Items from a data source
***
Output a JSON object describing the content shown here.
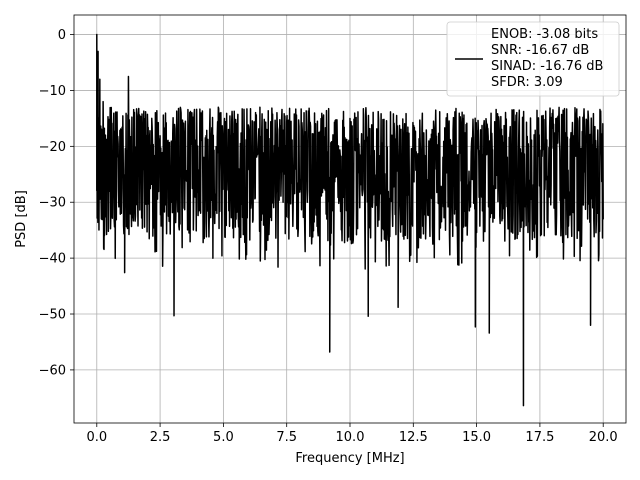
{
  "chart_data": {
    "type": "line",
    "xlabel": "Frequency [MHz]",
    "ylabel": "PSD [dB]",
    "xlim": [
      -0.9,
      20.9
    ],
    "ylim": [
      -69.5,
      3.5
    ],
    "grid": true,
    "legend_placement": "top-right",
    "x_ticks": [
      0,
      2.5,
      5,
      7.5,
      10,
      12.5,
      15,
      17.5,
      20
    ],
    "x_tick_labels": [
      "0.0",
      "2.5",
      "5.0",
      "7.5",
      "10.0",
      "12.5",
      "15.0",
      "17.5",
      "20.0"
    ],
    "y_ticks": [
      0,
      -10,
      -20,
      -30,
      -40,
      -50,
      -60
    ],
    "y_tick_labels": [
      "0",
      "−10",
      "−20",
      "−30",
      "−40",
      "−50",
      "−60"
    ],
    "series": [
      {
        "color": "#000000",
        "x_range": [
          0,
          20
        ],
        "x": [
          0.0,
          0.02,
          0.05,
          0.08,
          0.12,
          0.18,
          0.25,
          0.3,
          1.1,
          1.25,
          3.05,
          9.2,
          10.72,
          11.9,
          14.95,
          15.5,
          16.85,
          19.5
        ],
        "y": [
          0.0,
          -17.0,
          -3.0,
          -28.0,
          -8.0,
          -33.0,
          -12.0,
          -36.0,
          -42.6,
          -7.5,
          -50.3,
          -56.8,
          -50.4,
          -48.8,
          -52.3,
          -53.4,
          -66.4,
          -52.0
        ],
        "envelope": {
          "note_free": true,
          "upper": [
            -12,
            -13,
            -12.5
          ],
          "lower": [
            -37,
            -38,
            -39
          ]
        }
      }
    ],
    "legend": [
      "ENOB: -3.08 bits",
      "SNR: -16.67 dB",
      "SINAD: -16.76 dB",
      "SFDR: 3.09"
    ]
  }
}
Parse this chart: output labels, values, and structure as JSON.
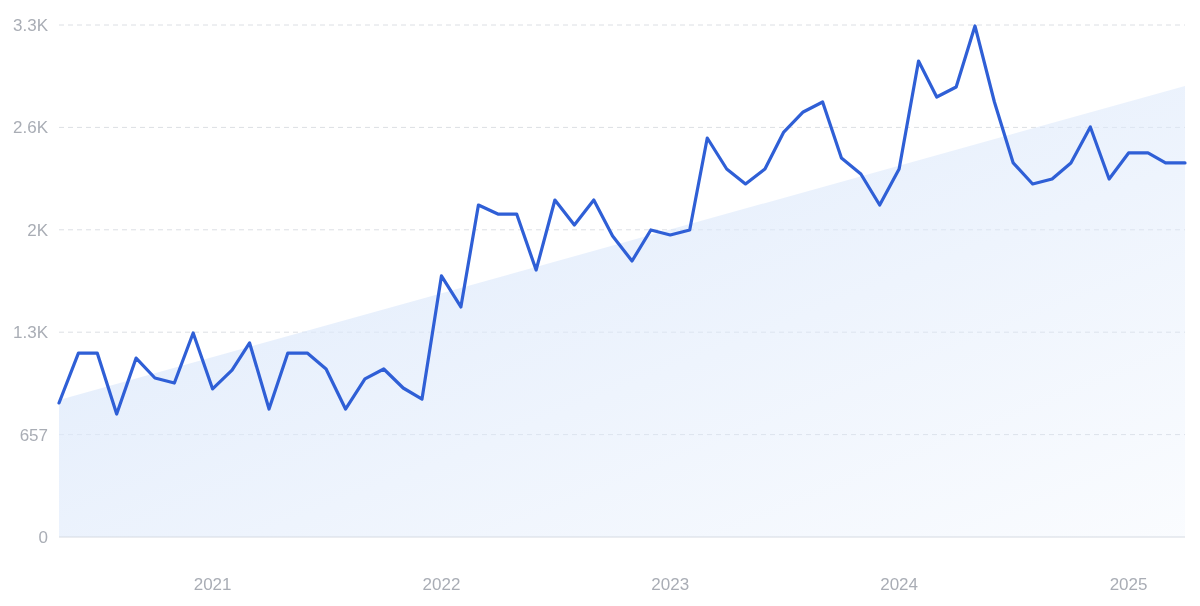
{
  "chart_data": {
    "type": "line",
    "x": [
      "2020-05",
      "2020-06",
      "2020-07",
      "2020-08",
      "2020-09",
      "2020-10",
      "2020-11",
      "2020-12",
      "2021-01",
      "2021-02",
      "2021-03",
      "2021-04",
      "2021-05",
      "2021-06",
      "2021-07",
      "2021-08",
      "2021-09",
      "2021-10",
      "2021-11",
      "2021-12",
      "2022-01",
      "2022-02",
      "2022-03",
      "2022-04",
      "2022-05",
      "2022-06",
      "2022-07",
      "2022-08",
      "2022-09",
      "2022-10",
      "2022-11",
      "2022-12",
      "2023-01",
      "2023-02",
      "2023-03",
      "2023-04",
      "2023-05",
      "2023-06",
      "2023-07",
      "2023-08",
      "2023-09",
      "2023-10",
      "2023-11",
      "2023-12",
      "2024-01",
      "2024-02",
      "2024-03",
      "2024-04",
      "2024-05",
      "2024-06",
      "2024-07",
      "2024-08",
      "2024-09",
      "2024-10",
      "2024-11",
      "2024-12",
      "2025-01",
      "2025-02",
      "2025-03",
      "2025-04"
    ],
    "series": [
      {
        "type": "area",
        "x": [
          "2020-05",
          "2025-04"
        ],
        "values": [
          879,
          2894
        ],
        "color": "#dde9fb"
      },
      {
        "color": "#2f5fd6",
        "values": [
          860,
          1180,
          1180,
          789,
          1148,
          1020,
          988,
          1309,
          950,
          1071,
          1245,
          821,
          1180,
          1180,
          1078,
          821,
          1014,
          1078,
          956,
          885,
          1675,
          1476,
          2130,
          2072,
          2072,
          1713,
          2162,
          2002,
          2162,
          1931,
          1771,
          1970,
          1938,
          1970,
          2560,
          2361,
          2265,
          2361,
          2598,
          2727,
          2791,
          2432,
          2329,
          2130,
          2361,
          3054,
          2823,
          2887,
          3279,
          2791,
          2400,
          2265,
          2297,
          2400,
          2631,
          2297,
          2464,
          2464,
          2400,
          2400
        ]
      }
    ],
    "xlim": [
      "2020-05",
      "2025-04"
    ],
    "xticks": [
      {
        "value": "2021-01",
        "label": "2021"
      },
      {
        "value": "2022-01",
        "label": "2022"
      },
      {
        "value": "2023-01",
        "label": "2023"
      },
      {
        "value": "2024-01",
        "label": "2024"
      },
      {
        "value": "2025-01",
        "label": "2025"
      }
    ],
    "ylim": [
      0,
      3285
    ],
    "yticks": [
      0,
      657,
      {
        "value": 1314,
        "label": "1.3K"
      },
      {
        "value": 1971,
        "label": "2K"
      },
      {
        "value": 2628,
        "label": "2.6K"
      },
      {
        "value": 3285,
        "label": "3.3K"
      }
    ],
    "grid": "y",
    "line_style": "solid",
    "marker": "none"
  }
}
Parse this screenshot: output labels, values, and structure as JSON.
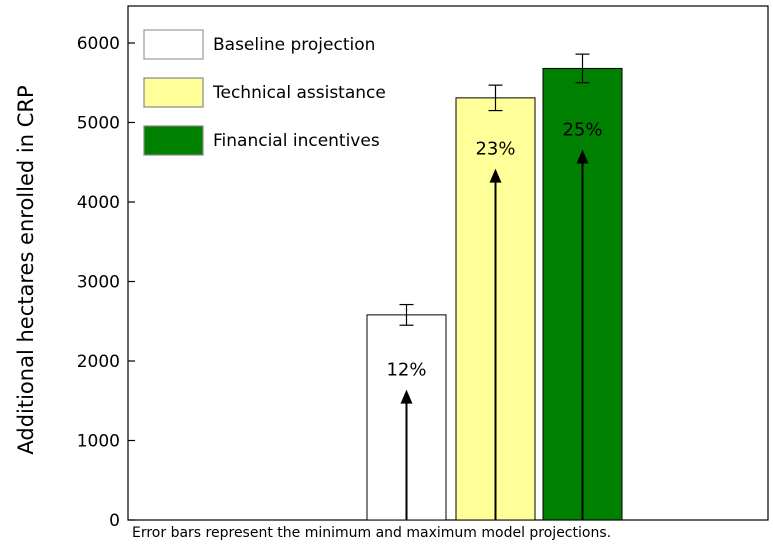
{
  "chart_data": {
    "type": "bar",
    "ylabel": "Additional hectares enrolled in CRP",
    "xlabel": "",
    "ylim": [
      0,
      6500
    ],
    "yticks": [
      0,
      1000,
      2000,
      3000,
      4000,
      5000,
      6000
    ],
    "grid": false,
    "legend_position": "top-left",
    "series": [
      {
        "name": "Baseline projection",
        "value": 2580,
        "err_min": 2450,
        "err_max": 2710,
        "color": "#ffffff",
        "percent_label": "12%",
        "arrow_top": 1640
      },
      {
        "name": "Technical assistance",
        "value": 5310,
        "err_min": 5150,
        "err_max": 5470,
        "color": "#ffff99",
        "percent_label": "23%",
        "arrow_top": 4420
      },
      {
        "name": "Financial incentives",
        "value": 5680,
        "err_min": 5500,
        "err_max": 5860,
        "color": "#008000",
        "percent_label": "25%",
        "arrow_top": 4660
      }
    ]
  },
  "note": "Error bars represent the minimum and maximum model projections."
}
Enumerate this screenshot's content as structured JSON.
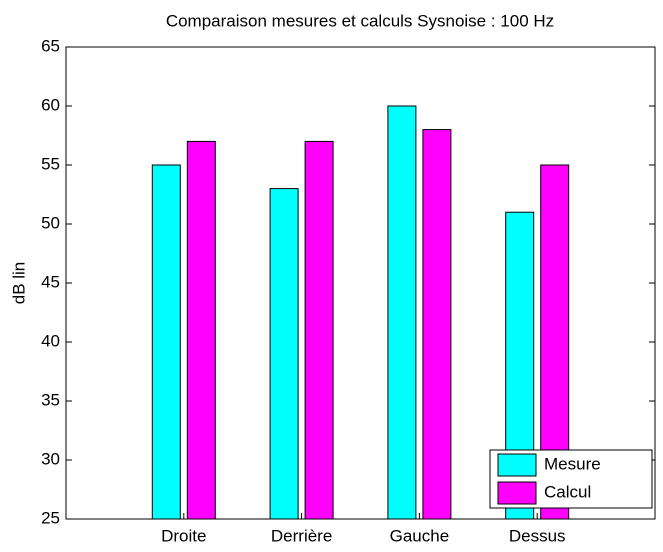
{
  "chart_data": {
    "type": "bar",
    "title": "Comparaison mesures et calculs Sysnoise : 100 Hz",
    "ylabel": "dB lin",
    "categories": [
      "Droite",
      "Derrière",
      "Gauche",
      "Dessus"
    ],
    "series": [
      {
        "name": "Mesure",
        "color": "#00ffff",
        "values": [
          55,
          53,
          60,
          51
        ]
      },
      {
        "name": "Calcul",
        "color": "#ff00ff",
        "values": [
          57,
          57,
          58,
          55
        ]
      }
    ],
    "ylim": [
      25,
      65
    ],
    "yticks": [
      25,
      30,
      35,
      40,
      45,
      50,
      55,
      60,
      65
    ],
    "grid": false,
    "legend": "lower right"
  }
}
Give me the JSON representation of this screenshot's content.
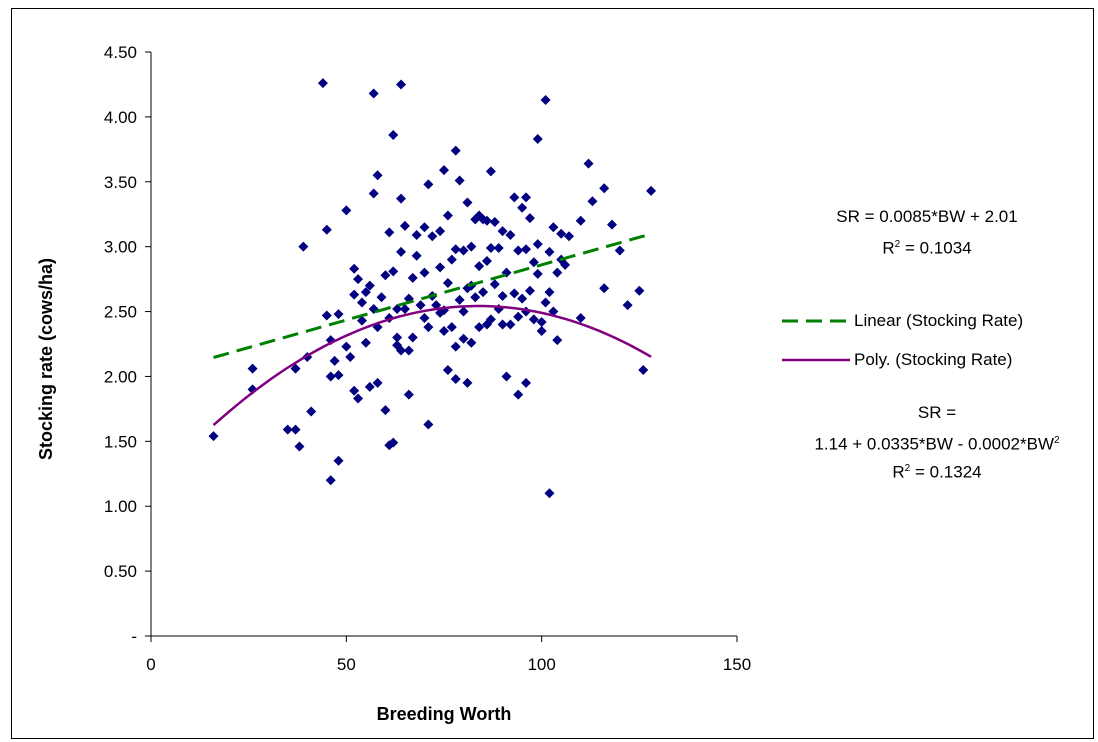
{
  "chart_data": {
    "type": "scatter",
    "xlabel": "Breeding Worth",
    "ylabel": "Stocking rate (cows/ha)",
    "xlim": [
      0,
      150
    ],
    "ylim": [
      0,
      4.5
    ],
    "x_ticks": [
      "0",
      "50",
      "100",
      "150"
    ],
    "y_ticks": [
      "-",
      "0.50",
      "1.00",
      "1.50",
      "2.00",
      "2.50",
      "3.00",
      "3.50",
      "4.00",
      "4.50"
    ],
    "grid": false,
    "legend_position": "right",
    "colors": {
      "points": "#000080",
      "linear": "#008000",
      "poly": "#800080"
    },
    "series": [
      {
        "marker": "diamond",
        "points": [
          [
            16,
            1.54
          ],
          [
            26,
            2.06
          ],
          [
            26,
            1.9
          ],
          [
            35,
            1.59
          ],
          [
            37,
            2.06
          ],
          [
            37,
            1.59
          ],
          [
            38,
            1.46
          ],
          [
            39,
            3.0
          ],
          [
            40,
            2.15
          ],
          [
            41,
            1.73
          ],
          [
            44,
            4.26
          ],
          [
            45,
            3.13
          ],
          [
            45,
            2.47
          ],
          [
            46,
            2.28
          ],
          [
            46,
            2.0
          ],
          [
            46,
            1.2
          ],
          [
            47,
            2.12
          ],
          [
            48,
            2.48
          ],
          [
            48,
            2.01
          ],
          [
            48,
            1.35
          ],
          [
            50,
            3.28
          ],
          [
            50,
            2.23
          ],
          [
            51,
            2.15
          ],
          [
            52,
            2.83
          ],
          [
            52,
            2.63
          ],
          [
            52,
            1.89
          ],
          [
            53,
            2.75
          ],
          [
            53,
            1.83
          ],
          [
            54,
            2.57
          ],
          [
            54,
            2.43
          ],
          [
            55,
            2.65
          ],
          [
            55,
            2.26
          ],
          [
            56,
            2.7
          ],
          [
            56,
            1.92
          ],
          [
            57,
            4.18
          ],
          [
            57,
            3.41
          ],
          [
            57,
            2.52
          ],
          [
            58,
            3.55
          ],
          [
            58,
            2.38
          ],
          [
            58,
            1.95
          ],
          [
            59,
            2.61
          ],
          [
            60,
            2.78
          ],
          [
            60,
            1.74
          ],
          [
            61,
            3.11
          ],
          [
            61,
            2.45
          ],
          [
            61,
            1.47
          ],
          [
            62,
            3.86
          ],
          [
            62,
            2.81
          ],
          [
            62,
            1.49
          ],
          [
            63,
            2.52
          ],
          [
            63,
            2.3
          ],
          [
            63,
            2.24
          ],
          [
            64,
            4.25
          ],
          [
            64,
            3.37
          ],
          [
            64,
            2.96
          ],
          [
            64,
            2.2
          ],
          [
            65,
            3.16
          ],
          [
            65,
            2.52
          ],
          [
            66,
            2.6
          ],
          [
            66,
            2.2
          ],
          [
            66,
            1.86
          ],
          [
            67,
            2.76
          ],
          [
            67,
            2.3
          ],
          [
            68,
            3.09
          ],
          [
            68,
            2.93
          ],
          [
            69,
            2.55
          ],
          [
            70,
            3.15
          ],
          [
            70,
            2.8
          ],
          [
            70,
            2.45
          ],
          [
            71,
            3.48
          ],
          [
            71,
            2.38
          ],
          [
            71,
            1.63
          ],
          [
            72,
            3.08
          ],
          [
            72,
            2.62
          ],
          [
            73,
            2.55
          ],
          [
            74,
            3.12
          ],
          [
            74,
            2.84
          ],
          [
            74,
            2.49
          ],
          [
            75,
            3.59
          ],
          [
            75,
            2.51
          ],
          [
            75,
            2.35
          ],
          [
            76,
            3.24
          ],
          [
            76,
            2.72
          ],
          [
            76,
            2.05
          ],
          [
            77,
            2.9
          ],
          [
            77,
            2.38
          ],
          [
            78,
            3.74
          ],
          [
            78,
            2.98
          ],
          [
            78,
            2.23
          ],
          [
            78,
            1.98
          ],
          [
            79,
            3.51
          ],
          [
            79,
            2.59
          ],
          [
            80,
            2.97
          ],
          [
            80,
            2.5
          ],
          [
            80,
            2.29
          ],
          [
            81,
            3.34
          ],
          [
            81,
            2.68
          ],
          [
            81,
            1.95
          ],
          [
            82,
            3.0
          ],
          [
            82,
            2.7
          ],
          [
            82,
            2.26
          ],
          [
            83,
            3.21
          ],
          [
            83,
            2.61
          ],
          [
            84,
            3.24
          ],
          [
            84,
            2.85
          ],
          [
            84,
            2.38
          ],
          [
            85,
            3.21
          ],
          [
            85,
            2.65
          ],
          [
            86,
            3.2
          ],
          [
            86,
            2.89
          ],
          [
            86,
            2.4
          ],
          [
            87,
            3.58
          ],
          [
            87,
            2.99
          ],
          [
            87,
            2.44
          ],
          [
            88,
            3.19
          ],
          [
            88,
            2.71
          ],
          [
            89,
            2.99
          ],
          [
            89,
            2.52
          ],
          [
            90,
            3.12
          ],
          [
            90,
            2.62
          ],
          [
            90,
            2.4
          ],
          [
            91,
            2.8
          ],
          [
            91,
            2.0
          ],
          [
            92,
            3.09
          ],
          [
            92,
            2.4
          ],
          [
            93,
            3.38
          ],
          [
            93,
            2.64
          ],
          [
            94,
            2.97
          ],
          [
            94,
            2.46
          ],
          [
            94,
            1.86
          ],
          [
            95,
            3.3
          ],
          [
            95,
            2.6
          ],
          [
            96,
            3.38
          ],
          [
            96,
            2.98
          ],
          [
            96,
            2.5
          ],
          [
            96,
            1.95
          ],
          [
            97,
            3.22
          ],
          [
            97,
            2.66
          ],
          [
            98,
            2.88
          ],
          [
            98,
            2.44
          ],
          [
            99,
            3.83
          ],
          [
            99,
            3.02
          ],
          [
            99,
            2.79
          ],
          [
            100,
            2.42
          ],
          [
            100,
            2.35
          ],
          [
            101,
            4.13
          ],
          [
            101,
            2.57
          ],
          [
            102,
            2.96
          ],
          [
            102,
            2.65
          ],
          [
            102,
            1.1
          ],
          [
            103,
            3.15
          ],
          [
            103,
            2.5
          ],
          [
            104,
            2.8
          ],
          [
            104,
            2.28
          ],
          [
            105,
            3.1
          ],
          [
            105,
            2.9
          ],
          [
            106,
            2.86
          ],
          [
            107,
            3.08
          ],
          [
            110,
            3.2
          ],
          [
            110,
            2.45
          ],
          [
            112,
            3.64
          ],
          [
            113,
            3.35
          ],
          [
            116,
            3.45
          ],
          [
            116,
            2.68
          ],
          [
            118,
            3.17
          ],
          [
            120,
            2.97
          ],
          [
            122,
            2.55
          ],
          [
            125,
            2.66
          ],
          [
            126,
            2.05
          ],
          [
            128,
            3.43
          ]
        ]
      }
    ],
    "trendlines": {
      "linear": {
        "label": "Linear (Stocking Rate)",
        "intercept": 2.01,
        "slope": 0.0085,
        "x_range": [
          16,
          128
        ]
      },
      "poly": {
        "label": "Poly. (Stocking Rate)",
        "c0": 1.14,
        "c1": 0.0335,
        "c2": -0.0002,
        "x_range": [
          16,
          128
        ]
      }
    },
    "annotations": {
      "linear_eq": "SR = 0.0085*BW + 2.01",
      "linear_r2_prefix": "R",
      "linear_r2_sup": "2",
      "linear_r2_value": " = 0.1034",
      "poly_eq_line1": "SR =",
      "poly_eq_line2_main": "1.14 + 0.0335*BW - 0.0002*BW",
      "poly_eq_line2_sup": "2",
      "poly_r2_prefix": "R",
      "poly_r2_sup": "2",
      "poly_r2_value": " = 0.1324"
    }
  }
}
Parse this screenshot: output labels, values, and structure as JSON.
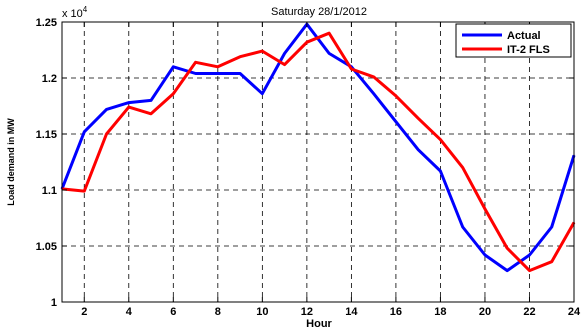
***
Your objective ->
Out of the material above, select every line that holds the string "xlabel".

Task response ->
    "xlabel": "Frequency [MHz]",
    "xlabel": "",
    "xlabel": "Breeding Worth",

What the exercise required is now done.